##### Exercise inputs #####

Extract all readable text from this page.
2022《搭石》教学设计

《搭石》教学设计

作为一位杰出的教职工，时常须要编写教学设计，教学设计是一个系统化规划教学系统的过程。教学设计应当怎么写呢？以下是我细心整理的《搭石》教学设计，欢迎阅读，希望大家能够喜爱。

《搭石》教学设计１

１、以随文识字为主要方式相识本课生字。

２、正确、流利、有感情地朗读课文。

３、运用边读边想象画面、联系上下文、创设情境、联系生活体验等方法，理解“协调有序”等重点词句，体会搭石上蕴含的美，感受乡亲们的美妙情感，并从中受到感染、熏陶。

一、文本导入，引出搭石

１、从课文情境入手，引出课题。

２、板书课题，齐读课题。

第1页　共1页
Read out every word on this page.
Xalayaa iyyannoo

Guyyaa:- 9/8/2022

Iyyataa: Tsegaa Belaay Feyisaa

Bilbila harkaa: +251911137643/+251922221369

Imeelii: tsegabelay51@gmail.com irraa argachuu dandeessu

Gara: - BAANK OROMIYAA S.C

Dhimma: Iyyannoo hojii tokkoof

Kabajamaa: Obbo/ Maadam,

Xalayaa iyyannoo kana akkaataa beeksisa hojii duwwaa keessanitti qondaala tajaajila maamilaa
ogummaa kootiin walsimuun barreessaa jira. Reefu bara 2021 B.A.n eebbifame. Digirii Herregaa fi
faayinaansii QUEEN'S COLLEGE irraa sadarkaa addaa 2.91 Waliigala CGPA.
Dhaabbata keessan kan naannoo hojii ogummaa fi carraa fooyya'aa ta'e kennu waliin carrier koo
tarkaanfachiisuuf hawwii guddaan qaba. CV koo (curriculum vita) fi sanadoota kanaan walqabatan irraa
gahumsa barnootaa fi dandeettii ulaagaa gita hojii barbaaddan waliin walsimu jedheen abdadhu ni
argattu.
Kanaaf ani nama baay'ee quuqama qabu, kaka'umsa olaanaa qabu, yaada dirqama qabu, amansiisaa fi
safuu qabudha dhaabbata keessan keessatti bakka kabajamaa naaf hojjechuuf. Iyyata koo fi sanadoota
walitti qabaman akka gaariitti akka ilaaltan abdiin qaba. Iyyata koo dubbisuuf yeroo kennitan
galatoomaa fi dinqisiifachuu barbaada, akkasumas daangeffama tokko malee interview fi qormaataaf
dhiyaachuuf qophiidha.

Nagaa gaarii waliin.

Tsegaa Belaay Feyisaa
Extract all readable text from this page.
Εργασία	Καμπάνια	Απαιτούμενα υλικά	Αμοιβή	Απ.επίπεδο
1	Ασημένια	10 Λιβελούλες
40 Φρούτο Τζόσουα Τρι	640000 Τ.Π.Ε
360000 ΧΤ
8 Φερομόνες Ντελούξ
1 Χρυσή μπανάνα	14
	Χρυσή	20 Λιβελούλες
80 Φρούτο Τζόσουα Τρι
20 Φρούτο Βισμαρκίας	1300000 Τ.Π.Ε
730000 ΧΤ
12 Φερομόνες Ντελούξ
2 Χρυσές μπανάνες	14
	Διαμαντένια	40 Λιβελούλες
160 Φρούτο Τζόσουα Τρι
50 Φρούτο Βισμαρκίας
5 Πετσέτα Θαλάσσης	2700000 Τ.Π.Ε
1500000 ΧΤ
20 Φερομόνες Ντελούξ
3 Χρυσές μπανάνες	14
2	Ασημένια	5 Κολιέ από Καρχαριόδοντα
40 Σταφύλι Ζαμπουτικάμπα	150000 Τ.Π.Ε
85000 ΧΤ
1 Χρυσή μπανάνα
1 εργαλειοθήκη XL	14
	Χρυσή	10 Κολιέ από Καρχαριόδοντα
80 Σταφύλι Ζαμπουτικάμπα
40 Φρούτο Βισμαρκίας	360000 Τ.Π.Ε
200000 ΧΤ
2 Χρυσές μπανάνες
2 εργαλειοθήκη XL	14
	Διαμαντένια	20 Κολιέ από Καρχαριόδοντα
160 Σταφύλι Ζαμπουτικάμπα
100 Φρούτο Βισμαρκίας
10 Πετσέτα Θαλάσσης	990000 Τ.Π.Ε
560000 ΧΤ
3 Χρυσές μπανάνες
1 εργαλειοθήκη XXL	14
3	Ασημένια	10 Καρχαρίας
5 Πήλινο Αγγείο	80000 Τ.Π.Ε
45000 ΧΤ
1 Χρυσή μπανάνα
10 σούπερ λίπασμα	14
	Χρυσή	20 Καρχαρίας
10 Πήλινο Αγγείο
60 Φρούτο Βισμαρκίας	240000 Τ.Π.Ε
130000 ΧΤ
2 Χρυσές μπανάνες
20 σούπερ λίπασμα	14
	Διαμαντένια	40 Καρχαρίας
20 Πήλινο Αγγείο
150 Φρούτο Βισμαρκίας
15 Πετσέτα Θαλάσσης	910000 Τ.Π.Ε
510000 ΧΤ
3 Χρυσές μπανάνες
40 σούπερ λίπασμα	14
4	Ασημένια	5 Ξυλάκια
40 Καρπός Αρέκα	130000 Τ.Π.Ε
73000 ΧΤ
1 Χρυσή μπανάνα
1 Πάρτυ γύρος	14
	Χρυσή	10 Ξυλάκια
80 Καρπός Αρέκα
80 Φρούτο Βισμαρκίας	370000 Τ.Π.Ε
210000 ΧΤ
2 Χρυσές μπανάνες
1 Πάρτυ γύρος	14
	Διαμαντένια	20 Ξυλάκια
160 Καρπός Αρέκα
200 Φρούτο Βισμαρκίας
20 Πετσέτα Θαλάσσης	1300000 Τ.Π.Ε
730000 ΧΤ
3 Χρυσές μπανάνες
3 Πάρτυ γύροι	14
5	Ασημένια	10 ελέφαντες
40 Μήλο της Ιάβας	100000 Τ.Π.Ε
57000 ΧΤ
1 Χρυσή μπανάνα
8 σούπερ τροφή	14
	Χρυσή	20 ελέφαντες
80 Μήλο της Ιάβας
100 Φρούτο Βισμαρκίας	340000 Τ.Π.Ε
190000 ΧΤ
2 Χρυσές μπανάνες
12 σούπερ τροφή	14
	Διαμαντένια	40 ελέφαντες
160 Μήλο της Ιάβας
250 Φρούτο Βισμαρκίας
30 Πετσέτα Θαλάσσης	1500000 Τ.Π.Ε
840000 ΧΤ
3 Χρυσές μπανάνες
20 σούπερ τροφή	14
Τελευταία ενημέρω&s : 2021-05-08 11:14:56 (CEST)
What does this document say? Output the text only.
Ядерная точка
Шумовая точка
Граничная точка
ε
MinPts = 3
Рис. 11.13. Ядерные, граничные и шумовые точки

#####

Given instruction =>
Print the records once more, exactly as they were given.

The reply =>
Extract all readable text from this page.
2022《搭石》教学设计

《搭石》教学设计

作为一位杰出的教职工，时常须要编写教学设计，教学设计是一个系统化规划教学系统的过程。教学设计应当怎么写呢？以下是我细心整理的《搭石》教学设计，欢迎阅读，希望大家能够喜爱。

《搭石》教学设计１

１、以随文识字为主要方式相识本课生字。

２、正确、流利、有感情地朗读课文。

３、运用边读边想象画面、联系上下文、创设情境、联系生活体验等方法，理解“协调有序”等重点词句，体会搭石上蕴含的美，感受乡亲们的美妙情感，并从中受到感染、熏陶。

一、文本导入，引出搭石

１、从课文情境入手，引出课题。

２、板书课题，齐读课题。

第1页　共1页
Read out every word on this page.
Xalayaa iyyannoo

Guyyaa:- 9/8/2022

Iyyataa: Tsegaa Belaay Feyisaa

Bilbila harkaa: +251911137643/+251922221369

Imeelii: tsegabelay51@gmail.com irraa argachuu dandeessu

Gara: - BAANK OROMIYAA S.C

Dhimma: Iyyannoo hojii tokkoof

Kabajamaa: Obbo/ Maadam,

Xalayaa iyyannoo kana akkaataa beeksisa hojii duwwaa keessanitti qondaala tajaajila maamilaa
ogummaa kootiin walsimuun barreessaa jira. Reefu bara 2021 B.A.n eebbifame. Digirii Herregaa fi
faayinaansii QUEEN'S COLLEGE irraa sadarkaa addaa 2.91 Waliigala CGPA.
Dhaabbata keessan kan naannoo hojii ogummaa fi carraa fooyya'aa ta'e kennu waliin carrier koo
tarkaanfachiisuuf hawwii guddaan qaba. CV koo (curriculum vita) fi sanadoota kanaan walqabatan irraa
gahumsa barnootaa fi dandeettii ulaagaa gita hojii barbaaddan waliin walsimu jedheen abdadhu ni
argattu.
Kanaaf ani nama baay'ee quuqama qabu, kaka'umsa olaanaa qabu, yaada dirqama qabu, amansiisaa fi
safuu qabudha dhaabbata keessan keessatti bakka kabajamaa naaf hojjechuuf. Iyyata koo fi sanadoota
walitti qabaman akka gaariitti akka ilaaltan abdiin qaba. Iyyata koo dubbisuuf yeroo kennitan
galatoomaa fi dinqisiifachuu barbaada, akkasumas daangeffama tokko malee interview fi qormaataaf
dhiyaachuuf qophiidha.

Nagaa gaarii waliin.

Tsegaa Belaay Feyisaa
Extract all readable text from this page.
Εργασία	Καμπάνια	Απαιτούμενα υλικά	Αμοιβή	Απ.επίπεδο
1	Ασημένια	10 Λιβελούλες
40 Φρούτο Τζόσουα Τρι	640000 Τ.Π.Ε
360000 ΧΤ
8 Φερομόνες Ντελούξ
1 Χρυσή μπανάνα	14
	Χρυσή	20 Λιβελούλες
80 Φρούτο Τζόσουα Τρι
20 Φρούτο Βισμαρκίας	1300000 Τ.Π.Ε
730000 ΧΤ
12 Φερομόνες Ντελούξ
2 Χρυσές μπανάνες	14
	Διαμαντένια	40 Λιβελούλες
160 Φρούτο Τζόσουα Τρι
50 Φρούτο Βισμαρκίας
5 Πετσέτα Θαλάσσης	2700000 Τ.Π.Ε
1500000 ΧΤ
20 Φερομόνες Ντελούξ
3 Χρυσές μπανάνες	14
2	Ασημένια	5 Κολιέ από Καρχαριόδοντα
40 Σταφύλι Ζαμπουτικάμπα	150000 Τ.Π.Ε
85000 ΧΤ
1 Χρυσή μπανάνα
1 εργαλειοθήκη XL	14
	Χρυσή	10 Κολιέ από Καρχαριόδοντα
80 Σταφύλι Ζαμπουτικάμπα
40 Φρούτο Βισμαρκίας	360000 Τ.Π.Ε
200000 ΧΤ
2 Χρυσές μπανάνες
2 εργαλειοθήκη XL	14
	Διαμαντένια	20 Κολιέ από Καρχαριόδοντα
160 Σταφύλι Ζαμπουτικάμπα
100 Φρούτο Βισμαρκίας
10 Πετσέτα Θαλάσσης	990000 Τ.Π.Ε
560000 ΧΤ
3 Χρυσές μπανάνες
1 εργαλειοθήκη XXL	14
3	Ασημένια	10 Καρχαρίας
5 Πήλινο Αγγείο	80000 Τ.Π.Ε
45000 ΧΤ
1 Χρυσή μπανάνα
10 σούπερ λίπασμα	14
	Χρυσή	20 Καρχαρίας
10 Πήλινο Αγγείο
60 Φρούτο Βισμαρκίας	240000 Τ.Π.Ε
130000 ΧΤ
2 Χρυσές μπανάνες
20 σούπερ λίπασμα	14
	Διαμαντένια	40 Καρχαρίας
20 Πήλινο Αγγείο
150 Φρούτο Βισμαρκίας
15 Πετσέτα Θαλάσσης	910000 Τ.Π.Ε
510000 ΧΤ
3 Χρυσές μπανάνες
40 σούπερ λίπασμα	14
4	Ασημένια	5 Ξυλάκια
40 Καρπός Αρέκα	130000 Τ.Π.Ε
73000 ΧΤ
1 Χρυσή μπανάνα
1 Πάρτυ γύρος	14
	Χρυσή	10 Ξυλάκια
80 Καρπός Αρέκα
80 Φρούτο Βισμαρκίας	370000 Τ.Π.Ε
210000 ΧΤ
2 Χρυσές μπανάνες
1 Πάρτυ γύρος	14
	Διαμαντένια	20 Ξυλάκια
160 Καρπός Αρέκα
200 Φρούτο Βισμαρκίας
20 Πετσέτα Θαλάσσης	1300000 Τ.Π.Ε
730000 ΧΤ
3 Χρυσές μπανάνες
3 Πάρτυ γύροι	14
5	Ασημένια	10 ελέφαντες
40 Μήλο της Ιάβας	100000 Τ.Π.Ε
57000 ΧΤ
1 Χρυσή μπανάνα
8 σούπερ τροφή	14
	Χρυσή	20 ελέφαντες
80 Μήλο της Ιάβας
100 Φρούτο Βισμαρκίας	340000 Τ.Π.Ε
190000 ΧΤ
2 Χρυσές μπανάνες
12 σούπερ τροφή	14
	Διαμαντένια	40 ελέφαντες
160 Μήλο της Ιάβας
250 Φρούτο Βισμαρκίας
30 Πετσέτα Θαλάσσης	1500000 Τ.Π.Ε
840000 ΧΤ
3 Χρυσές μπανάνες
20 σούπερ τροφή	14
Τελευταία ενημέρω&s : 2021-05-08 11:14:56 (CEST)
What does this document say? Output the text only.
Ядерная точка
Шумовая точка
Граничная точка
ε
MinPts = 3
Рис. 11.13. Ядерные, граничные и шумовые точки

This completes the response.